Retype each line of the material exactly, please, skipping any picture in it.

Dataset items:
☆ ☆ ☆
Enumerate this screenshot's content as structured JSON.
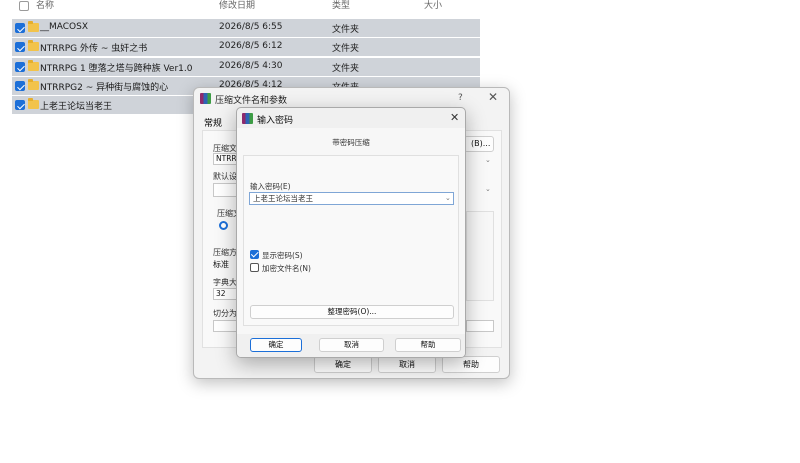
{
  "explorer": {
    "columns": {
      "name": "名称",
      "modified": "修改日期",
      "type": "类型",
      "size": "大小"
    },
    "rows": [
      {
        "name": "__MACOSX",
        "date": "2026/8/5 6:55",
        "type": "文件夹"
      },
      {
        "name": "NTRRPG 外传 ~ 虫奸之书",
        "date": "2026/8/5 6:12",
        "type": "文件夹"
      },
      {
        "name": "NTRRPG 1 堕落之塔与跨种族 Ver1.0",
        "date": "2026/8/5 4:30",
        "type": "文件夹"
      },
      {
        "name": "NTRRPG2 ~ 异种街与腐蚀的心",
        "date": "2026/8/5 4:12",
        "type": "文件夹"
      },
      {
        "name": "上老王论坛当老王",
        "date": "",
        "type": ""
      }
    ]
  },
  "archive_dialog": {
    "title": "压缩文件名和参数",
    "help_glyph": "?",
    "tab_general": "常规",
    "archive_name_label": "压缩文",
    "archive_name_value": "NTRRP",
    "browse_button": "(B)...",
    "default_settings_label": "默认设",
    "format_label": "压缩文",
    "method_label": "压缩方",
    "method_value": "标准",
    "dict_label": "字典大",
    "dict_value": "32",
    "split_label": "切分为",
    "ok": "确定",
    "cancel": "取消",
    "help": "帮助"
  },
  "password_dialog": {
    "title": "输入密码",
    "subtitle": "带密码压缩",
    "enter_password_label": "输入密码(E)",
    "password_value": "上老王论坛当老王",
    "show_password_label": "显示密码(S)",
    "show_password_checked": true,
    "encrypt_names_label": "加密文件名(N)",
    "encrypt_names_checked": false,
    "organize_button": "整理密码(O)...",
    "ok": "确定",
    "cancel": "取消",
    "help": "帮助"
  }
}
☆ ☆ ☆
▶ _EXERCISE OUTPUT_:
Enumerate this screenshot's content as structured JSON.
{
  "explorer": {
    "columns": {
      "name": "名称",
      "modified": "修改日期",
      "type": "类型",
      "size": "大小"
    },
    "rows": [
      {
        "name": "__MACOSX",
        "date": "2026/8/5 6:55",
        "type": "文件夹"
      },
      {
        "name": "NTRRPG 外传 ~ 虫奸之书",
        "date": "2026/8/5 6:12",
        "type": "文件夹"
      },
      {
        "name": "NTRRPG 1 堕落之塔与跨种族 Ver1.0",
        "date": "2026/8/5 4:30",
        "type": "文件夹"
      },
      {
        "name": "NTRRPG2 ~ 异种街与腐蚀的心",
        "date": "2026/8/5 4:12",
        "type": "文件夹"
      },
      {
        "name": "上老王论坛当老王",
        "date": "",
        "type": ""
      }
    ]
  },
  "archive_dialog": {
    "title": "压缩文件名和参数",
    "help_glyph": "?",
    "tab_general": "常规",
    "archive_name_label": "压缩文",
    "archive_name_value": "NTRRP",
    "browse_button": "(B)...",
    "default_settings_label": "默认设",
    "format_label": "压缩文",
    "method_label": "压缩方",
    "method_value": "标准",
    "dict_label": "字典大",
    "dict_value": "32",
    "split_label": "切分为",
    "ok": "确定",
    "cancel": "取消",
    "help": "帮助"
  },
  "password_dialog": {
    "title": "输入密码",
    "subtitle": "带密码压缩",
    "enter_password_label": "输入密码(E)",
    "password_value": "上老王论坛当老王",
    "show_password_label": "显示密码(S)",
    "show_password_checked": true,
    "encrypt_names_label": "加密文件名(N)",
    "encrypt_names_checked": false,
    "organize_button": "整理密码(O)...",
    "ok": "确定",
    "cancel": "取消",
    "help": "帮助"
  }
}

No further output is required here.